■ **The task**:
Extract all lines that hold "Fredrik" from the records below.

■ **Exercise material**:
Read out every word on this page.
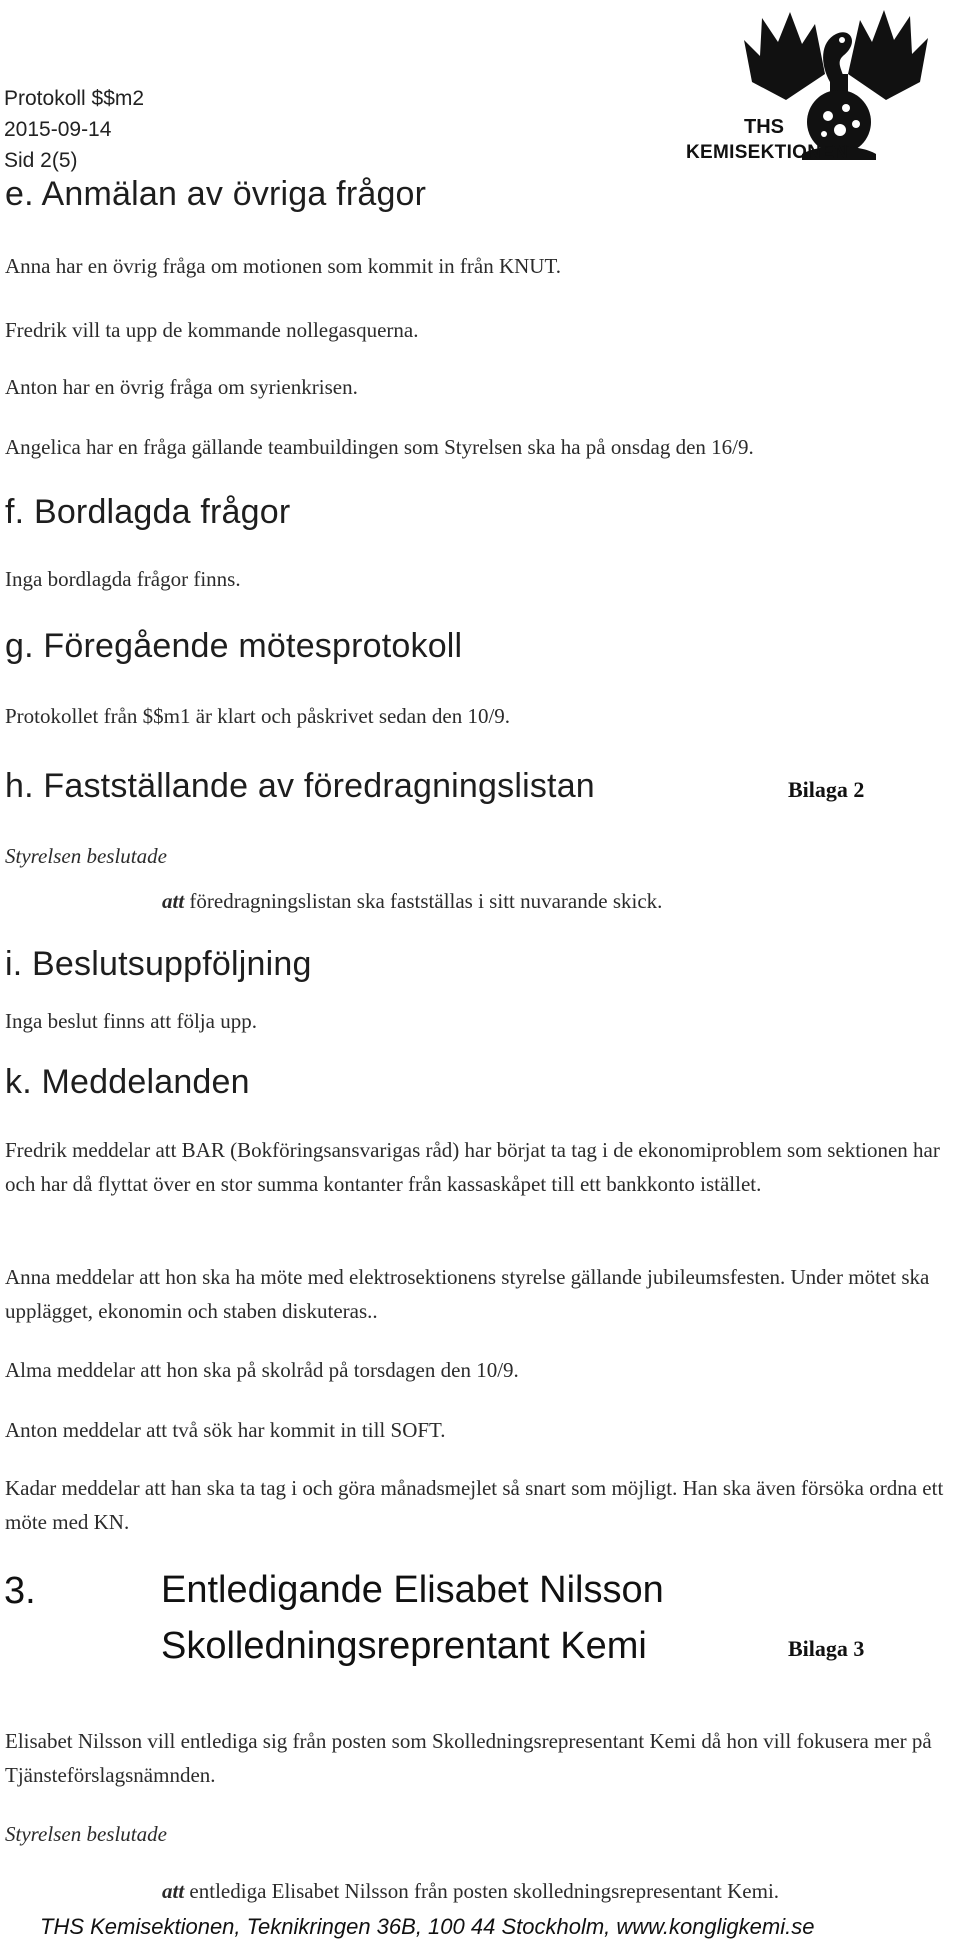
Protokoll $$m2
2015-09-14
Sid 2(5)
THS
KEMISEKTIONEN
e. Anmälan av övriga frågor
Anna har en övrig fråga om motionen som kommit in från KNUT.
Fredrik vill ta upp de kommande nollegasquerna.
Anton har en övrig fråga om syrienkrisen.
Angelica har en fråga gällande teambuildingen som Styrelsen ska ha på onsdag den 16/9.
f. Bordlagda frågor
Inga bordlagda frågor finns.
g. Föregående mötesprotokoll
Protokollet från $$m1 är klart och påskrivet sedan den 10/9.
h. Fastställande av föredragningslistan	Bilaga 2
Styrelsen beslutade
att föredragningslistan ska fastställas i sitt nuvarande skick.
i. Beslutsuppföljning
Inga beslut finns att följa upp.
k. Meddelanden

Fredrik meddelar att BAR (Bokföringsansvarigas råd) har börjat ta tag i de ekonomiproblem som sektionen har och har då flyttat över en stor summa kontanter från kassaskåpet till ett bankkonto istället.

Anna meddelar att hon ska ha möte med elektrosektionens styrelse gällande jubileumsfesten. Under mötet ska upplägget, ekonomin och staben diskuteras..

Alma meddelar att hon ska på skolråd på torsdagen den 10/9.

Anton meddelar att två sök har kommit in till SOFT.

Kadar meddelar att han ska ta tag i och göra månadsmejlet så snart som möjligt. Han ska även försöka ordna ett möte med KN.

3.	Entledigande Elisabet Nilsson
Skolledningsreprentant Kemi	Bilaga 3

Elisabet Nilsson vill entlediga sig från posten som Skolledningsrepresentant Kemi då hon vill fokusera mer på Tjänsteförslagsnämnden.

Styrelsen beslutade
att entlediga Elisabet Nilsson från posten skolledningsrepresentant Kemi.
THS Kemisektionen, Teknikringen 36B, 100 44 Stockholm, www.kongligkemi.se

■ **The solution**:
Fredrik vill ta upp de kommande nollegasquerna.
Fredrik meddelar att BAR (Bokföringsansvarigas råd) har börjat ta tag i de ekonomiproblem som sektionen har och har då flyttat över en stor summa kontanter från kassaskåpet till ett bankkonto istället.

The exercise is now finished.